→ Task prompt: Reproduce every record exactly as it appears, but not the pictures.

→ Dataset content:
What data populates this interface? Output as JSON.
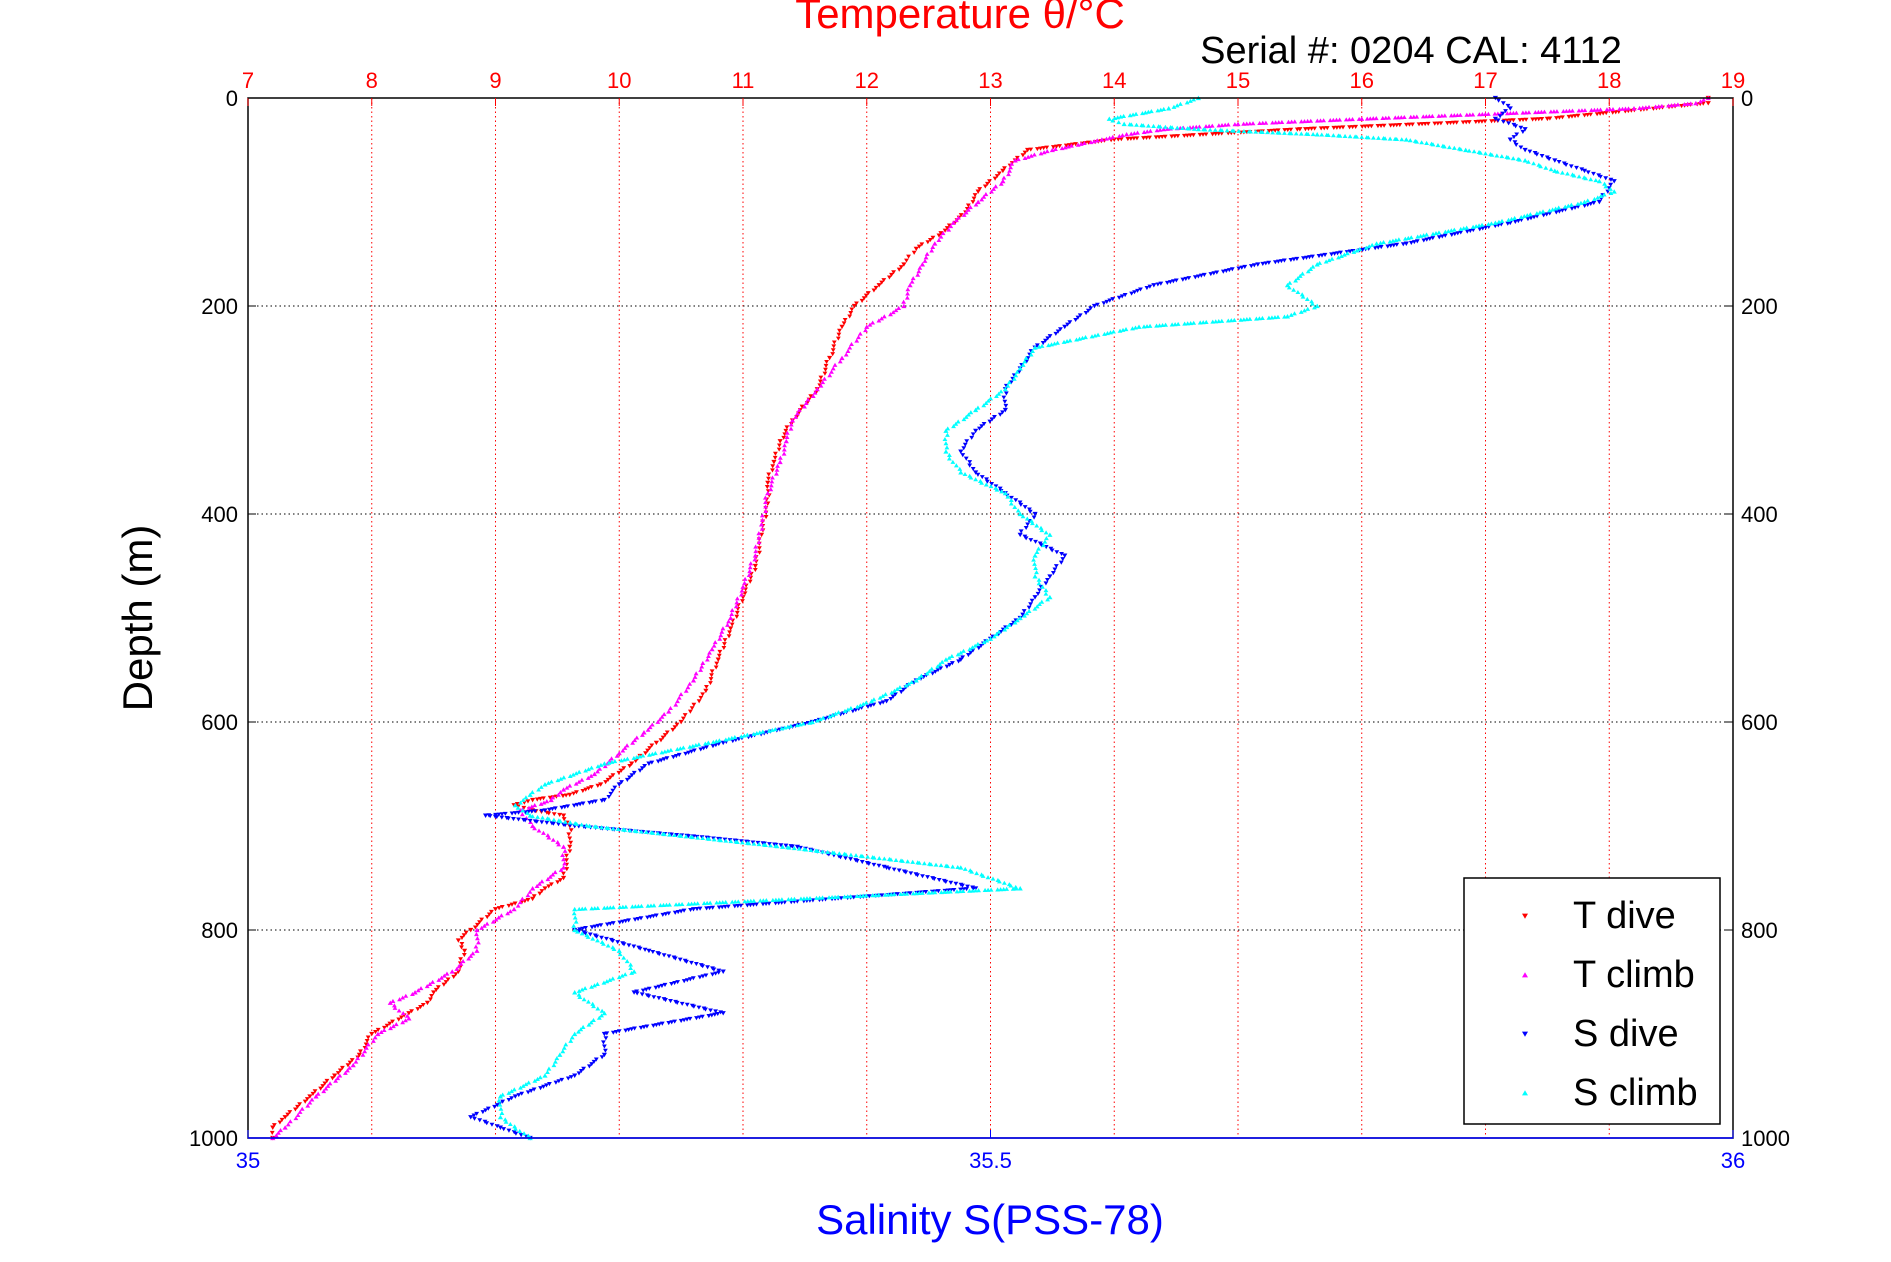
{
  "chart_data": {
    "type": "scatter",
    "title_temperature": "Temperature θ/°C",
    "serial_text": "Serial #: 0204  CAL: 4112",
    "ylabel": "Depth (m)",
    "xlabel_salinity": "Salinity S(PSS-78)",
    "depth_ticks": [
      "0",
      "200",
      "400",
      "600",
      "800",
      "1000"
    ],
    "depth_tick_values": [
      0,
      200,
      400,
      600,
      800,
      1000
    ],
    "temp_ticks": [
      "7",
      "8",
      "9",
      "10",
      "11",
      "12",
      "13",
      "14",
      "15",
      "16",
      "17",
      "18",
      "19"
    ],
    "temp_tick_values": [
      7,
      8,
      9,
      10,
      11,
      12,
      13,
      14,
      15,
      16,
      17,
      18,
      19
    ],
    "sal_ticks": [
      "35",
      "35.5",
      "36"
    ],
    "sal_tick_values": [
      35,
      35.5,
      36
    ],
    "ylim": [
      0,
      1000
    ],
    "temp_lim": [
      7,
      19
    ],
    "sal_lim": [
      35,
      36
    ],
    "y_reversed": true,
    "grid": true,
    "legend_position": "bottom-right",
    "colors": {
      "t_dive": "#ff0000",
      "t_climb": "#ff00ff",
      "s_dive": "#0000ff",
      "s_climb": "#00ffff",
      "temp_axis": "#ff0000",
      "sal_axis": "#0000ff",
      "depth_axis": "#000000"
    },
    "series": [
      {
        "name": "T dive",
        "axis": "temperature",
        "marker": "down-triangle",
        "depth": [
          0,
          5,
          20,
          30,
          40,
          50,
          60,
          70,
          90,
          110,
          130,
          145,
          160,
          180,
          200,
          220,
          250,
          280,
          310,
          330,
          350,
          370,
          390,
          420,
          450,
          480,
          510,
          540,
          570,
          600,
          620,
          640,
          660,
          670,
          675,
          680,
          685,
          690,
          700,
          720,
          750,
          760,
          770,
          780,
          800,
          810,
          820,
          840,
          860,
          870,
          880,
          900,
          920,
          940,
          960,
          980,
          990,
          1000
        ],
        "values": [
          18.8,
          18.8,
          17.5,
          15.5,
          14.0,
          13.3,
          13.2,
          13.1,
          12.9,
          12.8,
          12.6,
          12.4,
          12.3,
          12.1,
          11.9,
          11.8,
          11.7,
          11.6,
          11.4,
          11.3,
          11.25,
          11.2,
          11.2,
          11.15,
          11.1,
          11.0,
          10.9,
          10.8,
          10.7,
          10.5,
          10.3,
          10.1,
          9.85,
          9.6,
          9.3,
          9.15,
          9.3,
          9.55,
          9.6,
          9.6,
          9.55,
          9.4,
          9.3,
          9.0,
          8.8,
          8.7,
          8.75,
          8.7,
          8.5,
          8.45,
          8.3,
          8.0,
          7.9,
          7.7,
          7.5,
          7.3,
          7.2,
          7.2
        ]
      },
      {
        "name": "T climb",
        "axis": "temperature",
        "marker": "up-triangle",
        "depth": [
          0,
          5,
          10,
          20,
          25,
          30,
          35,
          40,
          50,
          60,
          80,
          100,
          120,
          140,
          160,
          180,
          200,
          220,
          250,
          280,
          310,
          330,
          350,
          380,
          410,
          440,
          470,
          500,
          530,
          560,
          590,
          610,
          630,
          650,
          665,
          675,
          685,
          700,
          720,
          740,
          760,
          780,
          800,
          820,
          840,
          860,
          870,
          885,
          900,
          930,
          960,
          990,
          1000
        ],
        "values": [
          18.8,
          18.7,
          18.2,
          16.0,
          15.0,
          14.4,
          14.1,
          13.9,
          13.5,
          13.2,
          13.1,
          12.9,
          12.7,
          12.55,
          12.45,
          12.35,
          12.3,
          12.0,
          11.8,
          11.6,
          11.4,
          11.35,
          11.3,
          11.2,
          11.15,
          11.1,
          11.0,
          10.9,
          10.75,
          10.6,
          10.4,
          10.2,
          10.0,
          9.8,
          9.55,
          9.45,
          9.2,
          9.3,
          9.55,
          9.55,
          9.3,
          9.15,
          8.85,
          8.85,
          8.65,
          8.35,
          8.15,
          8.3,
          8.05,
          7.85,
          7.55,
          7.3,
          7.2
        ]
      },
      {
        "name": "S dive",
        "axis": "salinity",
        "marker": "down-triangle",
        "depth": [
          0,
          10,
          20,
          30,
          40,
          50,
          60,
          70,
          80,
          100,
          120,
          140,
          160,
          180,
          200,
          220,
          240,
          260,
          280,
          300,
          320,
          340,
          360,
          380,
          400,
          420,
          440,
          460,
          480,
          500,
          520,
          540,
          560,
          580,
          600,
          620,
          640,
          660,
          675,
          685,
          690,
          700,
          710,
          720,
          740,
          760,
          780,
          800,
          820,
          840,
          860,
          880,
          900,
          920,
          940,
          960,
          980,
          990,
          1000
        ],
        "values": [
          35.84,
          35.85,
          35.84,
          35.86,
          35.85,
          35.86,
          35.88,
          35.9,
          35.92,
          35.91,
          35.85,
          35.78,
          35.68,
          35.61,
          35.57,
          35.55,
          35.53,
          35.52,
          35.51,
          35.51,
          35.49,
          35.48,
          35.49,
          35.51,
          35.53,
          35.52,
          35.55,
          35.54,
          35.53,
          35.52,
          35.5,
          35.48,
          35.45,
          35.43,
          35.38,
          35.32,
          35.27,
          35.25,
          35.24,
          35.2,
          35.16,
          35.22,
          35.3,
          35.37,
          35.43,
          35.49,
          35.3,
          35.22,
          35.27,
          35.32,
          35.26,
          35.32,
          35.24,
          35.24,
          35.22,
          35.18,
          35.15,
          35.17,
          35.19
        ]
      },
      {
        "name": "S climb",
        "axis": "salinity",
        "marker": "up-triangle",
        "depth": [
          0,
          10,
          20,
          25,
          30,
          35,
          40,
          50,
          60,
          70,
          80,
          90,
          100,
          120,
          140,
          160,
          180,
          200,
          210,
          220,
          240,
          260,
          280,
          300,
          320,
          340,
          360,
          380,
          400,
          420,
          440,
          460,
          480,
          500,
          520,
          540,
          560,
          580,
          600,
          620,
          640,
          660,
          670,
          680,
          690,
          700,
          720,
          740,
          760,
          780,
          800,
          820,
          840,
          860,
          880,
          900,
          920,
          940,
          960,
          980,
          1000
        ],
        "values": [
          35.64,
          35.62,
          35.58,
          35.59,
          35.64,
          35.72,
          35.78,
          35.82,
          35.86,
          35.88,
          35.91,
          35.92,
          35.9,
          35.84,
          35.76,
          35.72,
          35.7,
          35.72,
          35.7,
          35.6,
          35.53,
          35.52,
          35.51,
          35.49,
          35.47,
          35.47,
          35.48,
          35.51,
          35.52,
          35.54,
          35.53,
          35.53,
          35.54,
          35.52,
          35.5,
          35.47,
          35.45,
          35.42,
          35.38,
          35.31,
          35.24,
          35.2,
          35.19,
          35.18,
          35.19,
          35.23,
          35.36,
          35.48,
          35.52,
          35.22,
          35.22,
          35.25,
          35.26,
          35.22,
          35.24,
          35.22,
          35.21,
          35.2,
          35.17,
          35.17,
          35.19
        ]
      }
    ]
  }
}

→ Solution to the problem:
What data populates this interface? Output as JSON.
{
  "chart_data": {
    "type": "scatter",
    "title_temperature": "Temperature θ/°C",
    "serial_text": "Serial #: 0204  CAL: 4112",
    "ylabel": "Depth (m)",
    "xlabel_salinity": "Salinity S(PSS-78)",
    "depth_ticks": [
      "0",
      "200",
      "400",
      "600",
      "800",
      "1000"
    ],
    "depth_tick_values": [
      0,
      200,
      400,
      600,
      800,
      1000
    ],
    "temp_ticks": [
      "7",
      "8",
      "9",
      "10",
      "11",
      "12",
      "13",
      "14",
      "15",
      "16",
      "17",
      "18",
      "19"
    ],
    "temp_tick_values": [
      7,
      8,
      9,
      10,
      11,
      12,
      13,
      14,
      15,
      16,
      17,
      18,
      19
    ],
    "sal_ticks": [
      "35",
      "35.5",
      "36"
    ],
    "sal_tick_values": [
      35,
      35.5,
      36
    ],
    "ylim": [
      0,
      1000
    ],
    "temp_lim": [
      7,
      19
    ],
    "sal_lim": [
      35,
      36
    ],
    "y_reversed": true,
    "grid": true,
    "legend_position": "bottom-right",
    "colors": {
      "t_dive": "#ff0000",
      "t_climb": "#ff00ff",
      "s_dive": "#0000ff",
      "s_climb": "#00ffff",
      "temp_axis": "#ff0000",
      "sal_axis": "#0000ff",
      "depth_axis": "#000000"
    },
    "series": [
      {
        "name": "T dive",
        "axis": "temperature",
        "marker": "down-triangle",
        "depth": [
          0,
          5,
          20,
          30,
          40,
          50,
          60,
          70,
          90,
          110,
          130,
          145,
          160,
          180,
          200,
          220,
          250,
          280,
          310,
          330,
          350,
          370,
          390,
          420,
          450,
          480,
          510,
          540,
          570,
          600,
          620,
          640,
          660,
          670,
          675,
          680,
          685,
          690,
          700,
          720,
          750,
          760,
          770,
          780,
          800,
          810,
          820,
          840,
          860,
          870,
          880,
          900,
          920,
          940,
          960,
          980,
          990,
          1000
        ],
        "values": [
          18.8,
          18.8,
          17.5,
          15.5,
          14.0,
          13.3,
          13.2,
          13.1,
          12.9,
          12.8,
          12.6,
          12.4,
          12.3,
          12.1,
          11.9,
          11.8,
          11.7,
          11.6,
          11.4,
          11.3,
          11.25,
          11.2,
          11.2,
          11.15,
          11.1,
          11.0,
          10.9,
          10.8,
          10.7,
          10.5,
          10.3,
          10.1,
          9.85,
          9.6,
          9.3,
          9.15,
          9.3,
          9.55,
          9.6,
          9.6,
          9.55,
          9.4,
          9.3,
          9.0,
          8.8,
          8.7,
          8.75,
          8.7,
          8.5,
          8.45,
          8.3,
          8.0,
          7.9,
          7.7,
          7.5,
          7.3,
          7.2,
          7.2
        ]
      },
      {
        "name": "T climb",
        "axis": "temperature",
        "marker": "up-triangle",
        "depth": [
          0,
          5,
          10,
          20,
          25,
          30,
          35,
          40,
          50,
          60,
          80,
          100,
          120,
          140,
          160,
          180,
          200,
          220,
          250,
          280,
          310,
          330,
          350,
          380,
          410,
          440,
          470,
          500,
          530,
          560,
          590,
          610,
          630,
          650,
          665,
          675,
          685,
          700,
          720,
          740,
          760,
          780,
          800,
          820,
          840,
          860,
          870,
          885,
          900,
          930,
          960,
          990,
          1000
        ],
        "values": [
          18.8,
          18.7,
          18.2,
          16.0,
          15.0,
          14.4,
          14.1,
          13.9,
          13.5,
          13.2,
          13.1,
          12.9,
          12.7,
          12.55,
          12.45,
          12.35,
          12.3,
          12.0,
          11.8,
          11.6,
          11.4,
          11.35,
          11.3,
          11.2,
          11.15,
          11.1,
          11.0,
          10.9,
          10.75,
          10.6,
          10.4,
          10.2,
          10.0,
          9.8,
          9.55,
          9.45,
          9.2,
          9.3,
          9.55,
          9.55,
          9.3,
          9.15,
          8.85,
          8.85,
          8.65,
          8.35,
          8.15,
          8.3,
          8.05,
          7.85,
          7.55,
          7.3,
          7.2
        ]
      },
      {
        "name": "S dive",
        "axis": "salinity",
        "marker": "down-triangle",
        "depth": [
          0,
          10,
          20,
          30,
          40,
          50,
          60,
          70,
          80,
          100,
          120,
          140,
          160,
          180,
          200,
          220,
          240,
          260,
          280,
          300,
          320,
          340,
          360,
          380,
          400,
          420,
          440,
          460,
          480,
          500,
          520,
          540,
          560,
          580,
          600,
          620,
          640,
          660,
          675,
          685,
          690,
          700,
          710,
          720,
          740,
          760,
          780,
          800,
          820,
          840,
          860,
          880,
          900,
          920,
          940,
          960,
          980,
          990,
          1000
        ],
        "values": [
          35.84,
          35.85,
          35.84,
          35.86,
          35.85,
          35.86,
          35.88,
          35.9,
          35.92,
          35.91,
          35.85,
          35.78,
          35.68,
          35.61,
          35.57,
          35.55,
          35.53,
          35.52,
          35.51,
          35.51,
          35.49,
          35.48,
          35.49,
          35.51,
          35.53,
          35.52,
          35.55,
          35.54,
          35.53,
          35.52,
          35.5,
          35.48,
          35.45,
          35.43,
          35.38,
          35.32,
          35.27,
          35.25,
          35.24,
          35.2,
          35.16,
          35.22,
          35.3,
          35.37,
          35.43,
          35.49,
          35.3,
          35.22,
          35.27,
          35.32,
          35.26,
          35.32,
          35.24,
          35.24,
          35.22,
          35.18,
          35.15,
          35.17,
          35.19
        ]
      },
      {
        "name": "S climb",
        "axis": "salinity",
        "marker": "up-triangle",
        "depth": [
          0,
          10,
          20,
          25,
          30,
          35,
          40,
          50,
          60,
          70,
          80,
          90,
          100,
          120,
          140,
          160,
          180,
          200,
          210,
          220,
          240,
          260,
          280,
          300,
          320,
          340,
          360,
          380,
          400,
          420,
          440,
          460,
          480,
          500,
          520,
          540,
          560,
          580,
          600,
          620,
          640,
          660,
          670,
          680,
          690,
          700,
          720,
          740,
          760,
          780,
          800,
          820,
          840,
          860,
          880,
          900,
          920,
          940,
          960,
          980,
          1000
        ],
        "values": [
          35.64,
          35.62,
          35.58,
          35.59,
          35.64,
          35.72,
          35.78,
          35.82,
          35.86,
          35.88,
          35.91,
          35.92,
          35.9,
          35.84,
          35.76,
          35.72,
          35.7,
          35.72,
          35.7,
          35.6,
          35.53,
          35.52,
          35.51,
          35.49,
          35.47,
          35.47,
          35.48,
          35.51,
          35.52,
          35.54,
          35.53,
          35.53,
          35.54,
          35.52,
          35.5,
          35.47,
          35.45,
          35.42,
          35.38,
          35.31,
          35.24,
          35.2,
          35.19,
          35.18,
          35.19,
          35.23,
          35.36,
          35.48,
          35.52,
          35.22,
          35.22,
          35.25,
          35.26,
          35.22,
          35.24,
          35.22,
          35.21,
          35.2,
          35.17,
          35.17,
          35.19
        ]
      }
    ]
  }
}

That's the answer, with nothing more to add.